Written request:
Quote the entries that follow exactly, leaving none out.

Dataset:

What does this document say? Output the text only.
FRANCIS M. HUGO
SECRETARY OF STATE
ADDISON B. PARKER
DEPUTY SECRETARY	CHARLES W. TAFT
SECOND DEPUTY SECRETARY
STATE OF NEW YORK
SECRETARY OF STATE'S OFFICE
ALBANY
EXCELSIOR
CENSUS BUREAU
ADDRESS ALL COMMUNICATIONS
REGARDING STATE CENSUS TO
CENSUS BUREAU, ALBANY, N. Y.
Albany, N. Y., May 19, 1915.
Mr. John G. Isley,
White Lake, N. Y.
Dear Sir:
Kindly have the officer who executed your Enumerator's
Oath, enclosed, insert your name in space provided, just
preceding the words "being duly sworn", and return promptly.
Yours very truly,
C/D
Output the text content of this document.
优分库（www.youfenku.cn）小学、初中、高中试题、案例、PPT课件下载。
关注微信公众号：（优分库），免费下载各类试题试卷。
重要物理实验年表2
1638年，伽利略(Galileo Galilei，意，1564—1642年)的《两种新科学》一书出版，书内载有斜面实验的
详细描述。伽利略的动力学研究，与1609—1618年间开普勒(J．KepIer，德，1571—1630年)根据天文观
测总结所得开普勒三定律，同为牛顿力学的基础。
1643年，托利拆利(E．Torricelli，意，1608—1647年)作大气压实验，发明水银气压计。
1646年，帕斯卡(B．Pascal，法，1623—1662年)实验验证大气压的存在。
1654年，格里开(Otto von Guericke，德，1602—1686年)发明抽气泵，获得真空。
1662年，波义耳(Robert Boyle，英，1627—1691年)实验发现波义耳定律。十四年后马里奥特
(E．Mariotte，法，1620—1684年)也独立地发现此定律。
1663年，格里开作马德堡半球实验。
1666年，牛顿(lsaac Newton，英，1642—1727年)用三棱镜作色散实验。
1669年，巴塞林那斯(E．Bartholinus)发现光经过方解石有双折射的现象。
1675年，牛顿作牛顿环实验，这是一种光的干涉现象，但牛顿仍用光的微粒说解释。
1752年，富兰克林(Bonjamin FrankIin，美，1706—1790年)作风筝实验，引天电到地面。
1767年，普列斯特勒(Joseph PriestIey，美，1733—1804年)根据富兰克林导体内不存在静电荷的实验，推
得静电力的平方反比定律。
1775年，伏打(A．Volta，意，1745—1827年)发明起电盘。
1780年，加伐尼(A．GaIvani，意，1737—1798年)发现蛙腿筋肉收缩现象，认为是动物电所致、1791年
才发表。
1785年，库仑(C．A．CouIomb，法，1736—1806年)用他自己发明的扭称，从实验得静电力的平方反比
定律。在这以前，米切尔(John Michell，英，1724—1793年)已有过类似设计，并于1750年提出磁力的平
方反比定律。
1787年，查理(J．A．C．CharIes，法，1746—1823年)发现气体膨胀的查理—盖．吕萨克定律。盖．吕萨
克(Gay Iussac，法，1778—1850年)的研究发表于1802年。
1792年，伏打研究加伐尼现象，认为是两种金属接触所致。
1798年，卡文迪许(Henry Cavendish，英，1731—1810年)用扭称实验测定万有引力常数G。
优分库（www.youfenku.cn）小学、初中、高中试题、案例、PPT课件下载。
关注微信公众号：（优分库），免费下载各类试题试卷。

Final result:
What does this document say? Output the text only.
FRANCIS M. HUGO
SECRETARY OF STATE
ADDISON B. PARKER
DEPUTY SECRETARY	CHARLES W. TAFT
SECOND DEPUTY SECRETARY
STATE OF NEW YORK
SECRETARY OF STATE'S OFFICE
ALBANY
EXCELSIOR
CENSUS BUREAU
ADDRESS ALL COMMUNICATIONS
REGARDING STATE CENSUS TO
CENSUS BUREAU, ALBANY, N. Y.
Albany, N. Y., May 19, 1915.
Mr. John G. Isley,
White Lake, N. Y.
Dear Sir:
Kindly have the officer who executed your Enumerator's
Oath, enclosed, insert your name in space provided, just
preceding the words "being duly sworn", and return promptly.
Yours very truly,
C/D
Output the text content of this document.
优分库（www.youfenku.cn）小学、初中、高中试题、案例、PPT课件下载。
关注微信公众号：（优分库），免费下载各类试题试卷。
重要物理实验年表2
1638年，伽利略(Galileo Galilei，意，1564—1642年)的《两种新科学》一书出版，书内载有斜面实验的
详细描述。伽利略的动力学研究，与1609—1618年间开普勒(J．KepIer，德，1571—1630年)根据天文观
测总结所得开普勒三定律，同为牛顿力学的基础。
1643年，托利拆利(E．Torricelli，意，1608—1647年)作大气压实验，发明水银气压计。
1646年，帕斯卡(B．Pascal，法，1623—1662年)实验验证大气压的存在。
1654年，格里开(Otto von Guericke，德，1602—1686年)发明抽气泵，获得真空。
1662年，波义耳(Robert Boyle，英，1627—1691年)实验发现波义耳定律。十四年后马里奥特
(E．Mariotte，法，1620—1684年)也独立地发现此定律。
1663年，格里开作马德堡半球实验。
1666年，牛顿(lsaac Newton，英，1642—1727年)用三棱镜作色散实验。
1669年，巴塞林那斯(E．Bartholinus)发现光经过方解石有双折射的现象。
1675年，牛顿作牛顿环实验，这是一种光的干涉现象，但牛顿仍用光的微粒说解释。
1752年，富兰克林(Bonjamin FrankIin，美，1706—1790年)作风筝实验，引天电到地面。
1767年，普列斯特勒(Joseph PriestIey，美，1733—1804年)根据富兰克林导体内不存在静电荷的实验，推
得静电力的平方反比定律。
1775年，伏打(A．Volta，意，1745—1827年)发明起电盘。
1780年，加伐尼(A．GaIvani，意，1737—1798年)发现蛙腿筋肉收缩现象，认为是动物电所致、1791年
才发表。
1785年，库仑(C．A．CouIomb，法，1736—1806年)用他自己发明的扭称，从实验得静电力的平方反比
定律。在这以前，米切尔(John Michell，英，1724—1793年)已有过类似设计，并于1750年提出磁力的平
方反比定律。
1787年，查理(J．A．C．CharIes，法，1746—1823年)发现气体膨胀的查理—盖．吕萨克定律。盖．吕萨
克(Gay Iussac，法，1778—1850年)的研究发表于1802年。
1792年，伏打研究加伐尼现象，认为是两种金属接触所致。
1798年，卡文迪许(Henry Cavendish，英，1731—1810年)用扭称实验测定万有引力常数G。
优分库（www.youfenku.cn）小学、初中、高中试题、案例、PPT课件下载。
关注微信公众号：（优分库），免费下载各类试题试卷。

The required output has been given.